PROBLEM SET>
[1] From the Wii U commentary, list every video game mentioned by title.
[2] Please retype the part of the Wii U commentary that begins at the words "First of all, let's" and stops after "of Duty on.".

PAGE EXCERPT>
====

First of all, let's set the smaller details straight; that appears to be a standard definition screen on its otherwise exciting controller - you won't find anything HD on there. It's not OLED either, unlike the stunning hi-def screen on Sony's PlayStation Vita.
That leads me to wonder how long it will take core gamers to ignore the handheld feature altogether, at the thought of having to play Arkham City on an SD screen.
And there's more: those are analogue nubs - circle pads like you'll find on the 3DS or the waning PSP, not proper sticks that core gamers demand, and as featured on every controller anyone ever hammered a game of PES or Call of Duty on.
Soon after E3 came to a close, more issues started to emerge as well. Wouldn't it be great to get involved in some split-screen FPS multiplayer with those Wii U controllers on something like Battlefield 3? Having a full map between the sticks (sorry, nubs) at all times for guiding air strikes?
The good news is that once Battlefield 3 arrives on the Wii U, you'll more than likely be able to do just that. The bad news? You're going to have to gingerly offer your mate a Wii-mote and hope he understands.
I know that the Wii U controller is going to be far too expensive to have a couple of spares stashed in the cupboard (that's another stumbling block in itself) but, as Nintendo fidgets around for a solid answer to the multiplayer problem, the 'one Wii U controller per console' feels like another element that isn't up to modern day gaming needs.
Much like the lack of Blu-Ray or even DVD playback, for example. I like many others use my PlayStation 3 as much for media as I do gaming. It's another important part of the hardcore scene that Nintendo is still refusing to cater for.

====

DATA FOR REVIEW>
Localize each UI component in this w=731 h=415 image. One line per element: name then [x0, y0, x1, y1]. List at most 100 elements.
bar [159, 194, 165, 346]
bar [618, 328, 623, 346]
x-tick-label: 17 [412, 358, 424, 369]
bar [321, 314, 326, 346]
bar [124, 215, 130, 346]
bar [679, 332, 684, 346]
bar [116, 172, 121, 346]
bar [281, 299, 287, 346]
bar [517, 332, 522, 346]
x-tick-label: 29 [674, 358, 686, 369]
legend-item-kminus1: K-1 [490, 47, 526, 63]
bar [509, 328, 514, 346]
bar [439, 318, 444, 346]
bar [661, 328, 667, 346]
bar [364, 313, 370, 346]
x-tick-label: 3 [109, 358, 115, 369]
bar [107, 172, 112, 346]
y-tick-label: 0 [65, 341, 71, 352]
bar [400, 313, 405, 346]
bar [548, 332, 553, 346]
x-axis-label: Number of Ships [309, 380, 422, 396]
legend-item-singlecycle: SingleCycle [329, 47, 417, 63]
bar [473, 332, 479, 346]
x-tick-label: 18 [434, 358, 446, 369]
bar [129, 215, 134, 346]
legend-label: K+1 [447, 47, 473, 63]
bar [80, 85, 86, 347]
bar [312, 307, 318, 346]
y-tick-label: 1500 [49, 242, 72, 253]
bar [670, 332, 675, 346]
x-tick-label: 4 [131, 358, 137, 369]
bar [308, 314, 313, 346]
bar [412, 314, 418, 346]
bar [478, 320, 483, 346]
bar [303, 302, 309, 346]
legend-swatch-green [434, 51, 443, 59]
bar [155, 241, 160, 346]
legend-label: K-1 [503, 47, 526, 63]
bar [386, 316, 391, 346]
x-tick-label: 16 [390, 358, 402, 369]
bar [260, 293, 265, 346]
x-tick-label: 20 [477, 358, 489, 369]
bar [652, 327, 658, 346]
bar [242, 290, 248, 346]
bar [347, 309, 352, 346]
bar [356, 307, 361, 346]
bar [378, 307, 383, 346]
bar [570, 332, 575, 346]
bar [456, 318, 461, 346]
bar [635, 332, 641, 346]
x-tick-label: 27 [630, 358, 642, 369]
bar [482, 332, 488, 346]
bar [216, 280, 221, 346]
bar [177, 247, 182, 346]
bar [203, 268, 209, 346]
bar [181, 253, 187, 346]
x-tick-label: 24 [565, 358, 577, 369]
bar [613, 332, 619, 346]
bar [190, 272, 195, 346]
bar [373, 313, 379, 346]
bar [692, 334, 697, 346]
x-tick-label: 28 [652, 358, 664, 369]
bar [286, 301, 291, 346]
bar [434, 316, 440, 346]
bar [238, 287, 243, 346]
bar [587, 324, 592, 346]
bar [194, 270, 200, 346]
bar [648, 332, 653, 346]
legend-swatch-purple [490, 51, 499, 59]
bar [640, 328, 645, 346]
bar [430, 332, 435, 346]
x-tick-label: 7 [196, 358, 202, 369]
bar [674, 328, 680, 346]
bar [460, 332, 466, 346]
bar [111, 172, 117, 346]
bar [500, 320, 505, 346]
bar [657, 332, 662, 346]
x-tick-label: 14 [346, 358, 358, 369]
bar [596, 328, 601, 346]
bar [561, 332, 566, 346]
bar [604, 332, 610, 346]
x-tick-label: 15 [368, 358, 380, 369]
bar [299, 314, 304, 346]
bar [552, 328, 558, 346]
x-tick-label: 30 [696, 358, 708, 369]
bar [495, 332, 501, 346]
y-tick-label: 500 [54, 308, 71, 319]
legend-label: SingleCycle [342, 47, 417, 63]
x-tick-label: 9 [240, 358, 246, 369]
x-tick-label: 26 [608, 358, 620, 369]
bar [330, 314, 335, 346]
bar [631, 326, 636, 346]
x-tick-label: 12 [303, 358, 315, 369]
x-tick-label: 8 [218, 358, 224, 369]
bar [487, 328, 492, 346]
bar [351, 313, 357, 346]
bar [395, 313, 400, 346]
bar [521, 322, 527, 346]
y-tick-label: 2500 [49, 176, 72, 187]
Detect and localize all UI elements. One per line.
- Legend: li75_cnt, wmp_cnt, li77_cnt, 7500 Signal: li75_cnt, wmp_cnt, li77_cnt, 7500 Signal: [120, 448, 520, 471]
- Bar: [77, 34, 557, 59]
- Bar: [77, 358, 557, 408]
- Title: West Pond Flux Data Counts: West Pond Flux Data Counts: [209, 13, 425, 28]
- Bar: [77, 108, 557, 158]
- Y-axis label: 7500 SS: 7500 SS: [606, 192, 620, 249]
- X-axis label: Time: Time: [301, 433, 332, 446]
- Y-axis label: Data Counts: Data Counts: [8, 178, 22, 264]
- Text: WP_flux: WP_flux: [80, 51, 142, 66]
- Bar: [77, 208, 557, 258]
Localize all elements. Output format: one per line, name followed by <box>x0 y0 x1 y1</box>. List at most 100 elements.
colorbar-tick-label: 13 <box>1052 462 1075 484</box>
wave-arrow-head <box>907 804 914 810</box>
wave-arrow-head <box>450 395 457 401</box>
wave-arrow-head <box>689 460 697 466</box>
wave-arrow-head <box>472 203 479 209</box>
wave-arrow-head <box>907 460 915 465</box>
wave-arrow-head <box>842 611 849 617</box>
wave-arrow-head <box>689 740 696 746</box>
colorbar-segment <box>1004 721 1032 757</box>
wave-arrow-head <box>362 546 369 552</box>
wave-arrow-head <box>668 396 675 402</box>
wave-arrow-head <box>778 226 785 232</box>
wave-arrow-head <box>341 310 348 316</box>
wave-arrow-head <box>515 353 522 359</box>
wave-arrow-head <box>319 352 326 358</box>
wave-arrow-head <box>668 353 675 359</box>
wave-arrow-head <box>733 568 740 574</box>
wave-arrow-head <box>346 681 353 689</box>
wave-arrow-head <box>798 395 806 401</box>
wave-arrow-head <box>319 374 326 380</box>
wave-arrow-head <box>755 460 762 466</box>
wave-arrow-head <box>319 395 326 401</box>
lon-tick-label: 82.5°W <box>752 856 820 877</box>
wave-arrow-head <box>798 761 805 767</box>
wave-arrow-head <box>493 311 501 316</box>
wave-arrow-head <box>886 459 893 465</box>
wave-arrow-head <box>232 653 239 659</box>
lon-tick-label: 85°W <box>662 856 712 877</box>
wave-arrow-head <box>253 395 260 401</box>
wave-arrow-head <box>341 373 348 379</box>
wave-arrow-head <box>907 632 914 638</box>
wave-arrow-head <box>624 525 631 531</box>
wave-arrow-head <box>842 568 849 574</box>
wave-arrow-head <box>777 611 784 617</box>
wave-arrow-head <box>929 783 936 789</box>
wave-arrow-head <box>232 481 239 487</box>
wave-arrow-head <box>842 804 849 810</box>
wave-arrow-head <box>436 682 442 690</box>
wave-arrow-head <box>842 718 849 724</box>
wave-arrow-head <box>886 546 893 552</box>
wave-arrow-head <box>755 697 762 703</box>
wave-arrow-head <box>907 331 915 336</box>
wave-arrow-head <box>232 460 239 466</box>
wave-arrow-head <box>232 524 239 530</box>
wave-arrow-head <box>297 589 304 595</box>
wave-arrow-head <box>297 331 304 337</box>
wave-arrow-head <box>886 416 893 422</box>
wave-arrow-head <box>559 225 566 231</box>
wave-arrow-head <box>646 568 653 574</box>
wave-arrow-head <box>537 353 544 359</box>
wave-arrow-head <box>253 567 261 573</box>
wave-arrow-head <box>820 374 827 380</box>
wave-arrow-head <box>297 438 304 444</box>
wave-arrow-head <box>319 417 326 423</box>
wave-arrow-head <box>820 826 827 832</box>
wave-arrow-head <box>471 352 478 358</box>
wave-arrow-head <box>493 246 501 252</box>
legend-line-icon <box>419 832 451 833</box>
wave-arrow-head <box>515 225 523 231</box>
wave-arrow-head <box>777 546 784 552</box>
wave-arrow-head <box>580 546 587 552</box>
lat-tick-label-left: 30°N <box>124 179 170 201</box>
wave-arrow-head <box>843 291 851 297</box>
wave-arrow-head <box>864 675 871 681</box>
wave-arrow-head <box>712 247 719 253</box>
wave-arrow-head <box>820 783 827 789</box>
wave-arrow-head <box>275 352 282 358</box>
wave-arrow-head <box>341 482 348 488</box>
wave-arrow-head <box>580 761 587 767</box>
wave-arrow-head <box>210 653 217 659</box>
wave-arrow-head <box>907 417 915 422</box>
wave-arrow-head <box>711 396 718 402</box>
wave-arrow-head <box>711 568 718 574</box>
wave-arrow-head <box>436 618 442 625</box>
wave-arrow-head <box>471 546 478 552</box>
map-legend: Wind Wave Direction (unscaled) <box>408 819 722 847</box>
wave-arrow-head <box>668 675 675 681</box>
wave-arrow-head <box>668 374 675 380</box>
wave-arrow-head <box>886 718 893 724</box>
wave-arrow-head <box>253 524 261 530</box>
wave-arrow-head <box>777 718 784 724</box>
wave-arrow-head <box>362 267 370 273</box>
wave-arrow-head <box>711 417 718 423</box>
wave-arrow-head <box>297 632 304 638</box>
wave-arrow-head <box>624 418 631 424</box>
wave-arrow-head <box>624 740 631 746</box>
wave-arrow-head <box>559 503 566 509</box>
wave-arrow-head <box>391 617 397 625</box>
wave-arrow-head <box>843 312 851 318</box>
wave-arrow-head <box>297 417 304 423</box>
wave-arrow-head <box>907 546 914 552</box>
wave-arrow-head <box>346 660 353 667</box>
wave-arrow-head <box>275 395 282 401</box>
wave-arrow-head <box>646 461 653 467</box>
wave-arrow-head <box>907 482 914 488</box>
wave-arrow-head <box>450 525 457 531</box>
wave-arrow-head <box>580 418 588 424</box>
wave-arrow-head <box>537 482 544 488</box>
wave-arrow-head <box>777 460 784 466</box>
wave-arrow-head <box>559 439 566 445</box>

====

TASK RESPONSES>
[1] Arkham City, PES, Call of Duty, Battlefield 3

[2]
First of all, let's set the smaller details straight; that appears to be a standard definition screen on its otherwise exciting controller - you won't find anything HD on there. It's not OLED either, unlike the stunning hi-def screen on Sony's PlayStation Vita.
That leads me to wonder how long it will take core gamers to ignore the handheld feature altogether, at the thought of having to play Arkham City on an SD screen.
And there's more: those are analogue nubs - circle pads like you'll find on the 3DS or the waning PSP, not proper sticks that core gamers demand, and as featured on every controller anyone ever hammered a game of PES or Call of Duty on.